*THE DATA*
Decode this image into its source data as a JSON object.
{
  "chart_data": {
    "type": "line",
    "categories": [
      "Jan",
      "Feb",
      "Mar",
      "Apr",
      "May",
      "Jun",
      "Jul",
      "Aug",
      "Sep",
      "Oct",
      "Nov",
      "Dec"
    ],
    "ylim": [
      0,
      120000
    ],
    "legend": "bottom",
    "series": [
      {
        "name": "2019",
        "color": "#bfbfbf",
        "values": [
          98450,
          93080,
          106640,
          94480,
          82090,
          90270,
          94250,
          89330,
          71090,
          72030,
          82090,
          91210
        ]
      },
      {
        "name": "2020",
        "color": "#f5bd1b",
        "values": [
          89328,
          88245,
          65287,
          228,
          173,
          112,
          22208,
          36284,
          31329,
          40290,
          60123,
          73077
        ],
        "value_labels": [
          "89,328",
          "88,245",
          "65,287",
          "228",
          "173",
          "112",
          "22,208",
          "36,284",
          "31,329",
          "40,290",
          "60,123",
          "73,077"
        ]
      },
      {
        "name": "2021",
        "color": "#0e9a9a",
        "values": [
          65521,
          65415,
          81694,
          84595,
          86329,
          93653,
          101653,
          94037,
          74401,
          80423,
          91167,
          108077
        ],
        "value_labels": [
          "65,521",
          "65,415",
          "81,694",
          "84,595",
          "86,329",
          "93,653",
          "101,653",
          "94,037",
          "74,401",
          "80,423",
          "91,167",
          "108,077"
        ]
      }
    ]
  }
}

*EXERCISE BRIEF*
Copy all data exactly, start to finish.

*REPLY*
Decode this image into its source data as a JSON object.
{
  "chart_data": {
    "type": "line",
    "categories": [
      "Jan",
      "Feb",
      "Mar",
      "Apr",
      "May",
      "Jun",
      "Jul",
      "Aug",
      "Sep",
      "Oct",
      "Nov",
      "Dec"
    ],
    "ylim": [
      0,
      120000
    ],
    "legend": "bottom",
    "series": [
      {
        "name": "2019",
        "color": "#bfbfbf",
        "values": [
          98450,
          93080,
          106640,
          94480,
          82090,
          90270,
          94250,
          89330,
          71090,
          72030,
          82090,
          91210
        ]
      },
      {
        "name": "2020",
        "color": "#f5bd1b",
        "values": [
          89328,
          88245,
          65287,
          228,
          173,
          112,
          22208,
          36284,
          31329,
          40290,
          60123,
          73077
        ],
        "value_labels": [
          "89,328",
          "88,245",
          "65,287",
          "228",
          "173",
          "112",
          "22,208",
          "36,284",
          "31,329",
          "40,290",
          "60,123",
          "73,077"
        ]
      },
      {
        "name": "2021",
        "color": "#0e9a9a",
        "values": [
          65521,
          65415,
          81694,
          84595,
          86329,
          93653,
          101653,
          94037,
          74401,
          80423,
          91167,
          108077
        ],
        "value_labels": [
          "65,521",
          "65,415",
          "81,694",
          "84,595",
          "86,329",
          "93,653",
          "101,653",
          "94,037",
          "74,401",
          "80,423",
          "91,167",
          "108,077"
        ]
      }
    ]
  }
}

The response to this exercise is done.